◆ **OBJECTIVE**
Go through the entries below and collect each line with the string "достигают" in it.

◆ **MATERIAL PROVIDED**
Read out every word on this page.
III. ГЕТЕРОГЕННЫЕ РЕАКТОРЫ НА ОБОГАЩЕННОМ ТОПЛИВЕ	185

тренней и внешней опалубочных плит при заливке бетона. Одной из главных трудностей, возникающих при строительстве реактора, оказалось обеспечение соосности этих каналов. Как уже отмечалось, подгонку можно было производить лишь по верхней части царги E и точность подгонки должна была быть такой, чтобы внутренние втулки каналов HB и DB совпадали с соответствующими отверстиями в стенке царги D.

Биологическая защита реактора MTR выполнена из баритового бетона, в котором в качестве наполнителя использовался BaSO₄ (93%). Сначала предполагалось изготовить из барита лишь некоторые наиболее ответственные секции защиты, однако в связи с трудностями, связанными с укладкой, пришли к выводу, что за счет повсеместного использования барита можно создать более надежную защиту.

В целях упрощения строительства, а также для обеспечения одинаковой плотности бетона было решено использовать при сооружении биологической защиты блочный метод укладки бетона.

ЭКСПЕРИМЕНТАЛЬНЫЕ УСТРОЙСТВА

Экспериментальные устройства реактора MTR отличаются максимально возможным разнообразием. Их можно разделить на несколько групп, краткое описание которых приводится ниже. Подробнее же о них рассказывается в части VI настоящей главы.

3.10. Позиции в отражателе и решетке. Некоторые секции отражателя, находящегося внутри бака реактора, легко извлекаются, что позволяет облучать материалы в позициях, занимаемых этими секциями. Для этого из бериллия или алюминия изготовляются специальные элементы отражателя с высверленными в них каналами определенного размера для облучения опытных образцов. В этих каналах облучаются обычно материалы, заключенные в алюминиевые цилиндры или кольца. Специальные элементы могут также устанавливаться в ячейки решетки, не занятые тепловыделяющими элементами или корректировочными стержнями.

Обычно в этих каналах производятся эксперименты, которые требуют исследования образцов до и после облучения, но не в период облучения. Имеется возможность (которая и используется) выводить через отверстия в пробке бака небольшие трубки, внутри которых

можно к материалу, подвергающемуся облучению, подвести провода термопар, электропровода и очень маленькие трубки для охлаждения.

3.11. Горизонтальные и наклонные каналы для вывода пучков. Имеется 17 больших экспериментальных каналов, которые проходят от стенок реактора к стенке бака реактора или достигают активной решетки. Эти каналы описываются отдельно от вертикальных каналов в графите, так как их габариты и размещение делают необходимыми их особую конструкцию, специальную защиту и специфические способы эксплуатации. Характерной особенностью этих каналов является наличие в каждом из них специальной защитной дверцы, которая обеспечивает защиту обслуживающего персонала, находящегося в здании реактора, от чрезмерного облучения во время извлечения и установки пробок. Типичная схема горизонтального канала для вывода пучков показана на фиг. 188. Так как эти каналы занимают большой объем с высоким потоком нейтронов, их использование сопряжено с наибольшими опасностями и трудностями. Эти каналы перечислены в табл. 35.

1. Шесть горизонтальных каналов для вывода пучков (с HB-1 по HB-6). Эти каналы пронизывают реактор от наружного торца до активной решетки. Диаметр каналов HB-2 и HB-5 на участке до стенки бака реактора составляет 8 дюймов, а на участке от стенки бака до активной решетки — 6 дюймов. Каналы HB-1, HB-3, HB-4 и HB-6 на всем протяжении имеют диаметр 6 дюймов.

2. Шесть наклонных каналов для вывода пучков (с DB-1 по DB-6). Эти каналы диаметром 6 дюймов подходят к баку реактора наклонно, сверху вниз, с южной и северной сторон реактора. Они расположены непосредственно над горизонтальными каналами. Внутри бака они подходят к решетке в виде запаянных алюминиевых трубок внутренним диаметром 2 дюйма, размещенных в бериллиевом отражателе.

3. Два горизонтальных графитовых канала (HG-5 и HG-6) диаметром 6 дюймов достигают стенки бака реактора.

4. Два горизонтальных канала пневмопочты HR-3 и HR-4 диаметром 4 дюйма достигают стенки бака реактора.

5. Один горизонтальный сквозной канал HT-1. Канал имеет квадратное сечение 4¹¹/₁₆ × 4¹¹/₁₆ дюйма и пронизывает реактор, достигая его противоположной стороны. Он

◆ **ANSWER**
3.11. Горизонтальные и наклонные каналы для вывода пучков. Имеется 17 больших экспериментальных каналов, которые проходят от стенок реактора к стенке бака реактора или достигают активной решетки. Эти каналы описываются отдельно от вертикальных каналов в графите, так как их габариты и размещение делают необходимыми их особую конструкцию, специальную защиту и специфические способы эксплуатации. Характерной особенностью этих каналов является наличие в каждом из них специальной защитной дверцы, которая обеспечивает защиту обслуживающего персонала, находящегося в здании реактора, от чрезмерного облучения во время извлечения и установки пробок. Типичная схема горизонтального канала для вывода пучков показана на фиг. 188. Так как эти каналы занимают большой объем с высоким потоком нейтронов, их использование сопряжено с наибольшими опасностями и трудностями. Эти каналы перечислены в табл. 35.
3. Два горизонтальных графитовых канала (HG-5 и HG-6) диаметром 6 дюймов достигают стенки бака реактора.
4. Два горизонтальных канала пневмопочты HR-3 и HR-4 диаметром 4 дюйма достигают стенки бака реактора.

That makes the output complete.